Problem requirements
Return the passage of the slope stability text starting at "Various approaches are" and ending at "triangular, planar failures)", copied word for word.
Selected extract START
Various approaches are available to determine the parameters of the distribution of FoS, as follows:
- Direct evaluation (only feasible for simple slopes, e.g. triangular, planar failures)
- Point estimates methods (e.g. Rosenblueth point estimates 1975), which can accommodate all common cases with good understanding of mean and coefficient of variation of the parameters, perhaps with their bound values
- Monte Carlo simulation (requires assuming distributions for all parameters)
- Other sophisticated probabilistic approaches (such as Oboni & Bourdeau 1983)
Discussion
Based on the definitions above, FoS and PoF express the proneness of a potential volume (on a slope cross-section) between the topographic surface and a potential sliding surface with respect to failing as a monolith. Thus, they constitute a hazard quantification. However, the first is deterministic and the second probabilistic. Both approaches are geomechanical and use force and strength parameters. They deliver non-annualized values, as they are geomechanical only.
Adams (2015) noted that a major problem of evaluating PoF using LEM is indeed the lack of time dependency. In the absence of time-dependent input variables, PoF does not have a timescale. The PoF of a slope is likely related to the rate of stress redistribution, the rate of material strength degradation (e.g. via weathering and rock mass relaxation), and the temporal probabilities of triggering events, such as rainfall or earthquakes.
Furthermore, these approaches have no provision for evaluating the impact of a multitude of important parameters such as human factors, monitoring and maintenance of the slope, potential for exceptional meteorological conditions, etc.
Selected extract END
Supplied material START
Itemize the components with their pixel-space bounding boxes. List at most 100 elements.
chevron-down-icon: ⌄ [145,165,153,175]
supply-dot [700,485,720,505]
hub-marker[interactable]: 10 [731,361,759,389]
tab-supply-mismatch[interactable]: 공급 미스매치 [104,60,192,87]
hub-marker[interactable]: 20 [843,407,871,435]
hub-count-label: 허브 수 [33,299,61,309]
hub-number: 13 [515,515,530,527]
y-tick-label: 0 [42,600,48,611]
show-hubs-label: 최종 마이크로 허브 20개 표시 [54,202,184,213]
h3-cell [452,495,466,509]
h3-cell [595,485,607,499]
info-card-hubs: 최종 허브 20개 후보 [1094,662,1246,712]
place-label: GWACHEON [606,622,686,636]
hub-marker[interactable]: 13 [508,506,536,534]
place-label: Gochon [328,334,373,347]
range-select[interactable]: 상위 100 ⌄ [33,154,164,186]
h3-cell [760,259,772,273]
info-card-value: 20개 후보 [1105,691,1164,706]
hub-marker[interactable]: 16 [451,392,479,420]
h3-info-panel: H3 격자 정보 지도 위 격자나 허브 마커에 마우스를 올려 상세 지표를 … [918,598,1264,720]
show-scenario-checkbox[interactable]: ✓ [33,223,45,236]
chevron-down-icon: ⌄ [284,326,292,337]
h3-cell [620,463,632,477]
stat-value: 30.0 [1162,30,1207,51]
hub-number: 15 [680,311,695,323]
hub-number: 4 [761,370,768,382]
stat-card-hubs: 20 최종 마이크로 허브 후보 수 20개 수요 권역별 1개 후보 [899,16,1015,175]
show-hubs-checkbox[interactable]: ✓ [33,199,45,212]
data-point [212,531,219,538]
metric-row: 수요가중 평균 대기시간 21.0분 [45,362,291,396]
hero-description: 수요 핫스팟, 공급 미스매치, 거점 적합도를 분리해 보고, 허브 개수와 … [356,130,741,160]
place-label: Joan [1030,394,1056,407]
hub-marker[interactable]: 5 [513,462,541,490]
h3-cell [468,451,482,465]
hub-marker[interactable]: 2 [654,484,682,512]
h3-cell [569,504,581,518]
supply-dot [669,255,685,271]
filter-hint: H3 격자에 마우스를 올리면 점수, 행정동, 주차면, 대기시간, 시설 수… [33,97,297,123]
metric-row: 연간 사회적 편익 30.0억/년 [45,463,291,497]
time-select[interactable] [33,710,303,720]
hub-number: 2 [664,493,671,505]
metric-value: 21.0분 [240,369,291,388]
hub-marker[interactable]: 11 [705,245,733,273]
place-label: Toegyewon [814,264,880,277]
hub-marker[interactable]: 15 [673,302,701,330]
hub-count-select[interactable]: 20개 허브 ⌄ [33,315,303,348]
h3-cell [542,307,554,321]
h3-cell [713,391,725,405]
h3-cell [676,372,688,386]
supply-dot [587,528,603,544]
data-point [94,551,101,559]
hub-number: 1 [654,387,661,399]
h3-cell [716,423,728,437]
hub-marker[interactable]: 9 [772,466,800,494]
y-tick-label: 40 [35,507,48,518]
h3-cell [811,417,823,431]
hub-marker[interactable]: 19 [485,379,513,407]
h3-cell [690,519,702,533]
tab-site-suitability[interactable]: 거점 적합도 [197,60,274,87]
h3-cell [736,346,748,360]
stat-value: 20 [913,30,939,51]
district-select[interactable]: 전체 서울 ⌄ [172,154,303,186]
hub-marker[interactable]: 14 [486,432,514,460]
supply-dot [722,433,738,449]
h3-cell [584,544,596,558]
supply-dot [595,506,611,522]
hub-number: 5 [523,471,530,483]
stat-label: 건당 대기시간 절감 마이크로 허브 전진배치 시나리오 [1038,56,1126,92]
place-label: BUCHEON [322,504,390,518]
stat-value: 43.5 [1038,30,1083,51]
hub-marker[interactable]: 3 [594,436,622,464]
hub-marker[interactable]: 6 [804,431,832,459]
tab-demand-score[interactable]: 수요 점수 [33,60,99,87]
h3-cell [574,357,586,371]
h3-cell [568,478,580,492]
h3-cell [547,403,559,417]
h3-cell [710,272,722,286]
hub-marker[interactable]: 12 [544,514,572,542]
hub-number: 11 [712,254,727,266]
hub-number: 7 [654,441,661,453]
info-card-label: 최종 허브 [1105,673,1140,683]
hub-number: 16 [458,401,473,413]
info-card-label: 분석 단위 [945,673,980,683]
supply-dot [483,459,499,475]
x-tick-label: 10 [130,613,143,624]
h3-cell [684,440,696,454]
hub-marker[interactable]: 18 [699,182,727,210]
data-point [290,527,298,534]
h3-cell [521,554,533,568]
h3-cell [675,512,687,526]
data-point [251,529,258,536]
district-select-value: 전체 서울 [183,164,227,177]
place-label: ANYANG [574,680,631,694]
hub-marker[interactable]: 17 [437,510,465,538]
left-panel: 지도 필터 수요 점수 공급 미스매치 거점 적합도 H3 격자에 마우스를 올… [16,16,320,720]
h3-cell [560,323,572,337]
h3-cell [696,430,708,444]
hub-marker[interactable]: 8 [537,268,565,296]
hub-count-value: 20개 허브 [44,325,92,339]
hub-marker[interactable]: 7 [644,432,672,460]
Supplied material END
Written answer
Various approaches are available to determine the parameters of the distribution of FoS, as follows:
- Direct evaluation (only feasible for simple slopes, e.g. triangular, planar failures)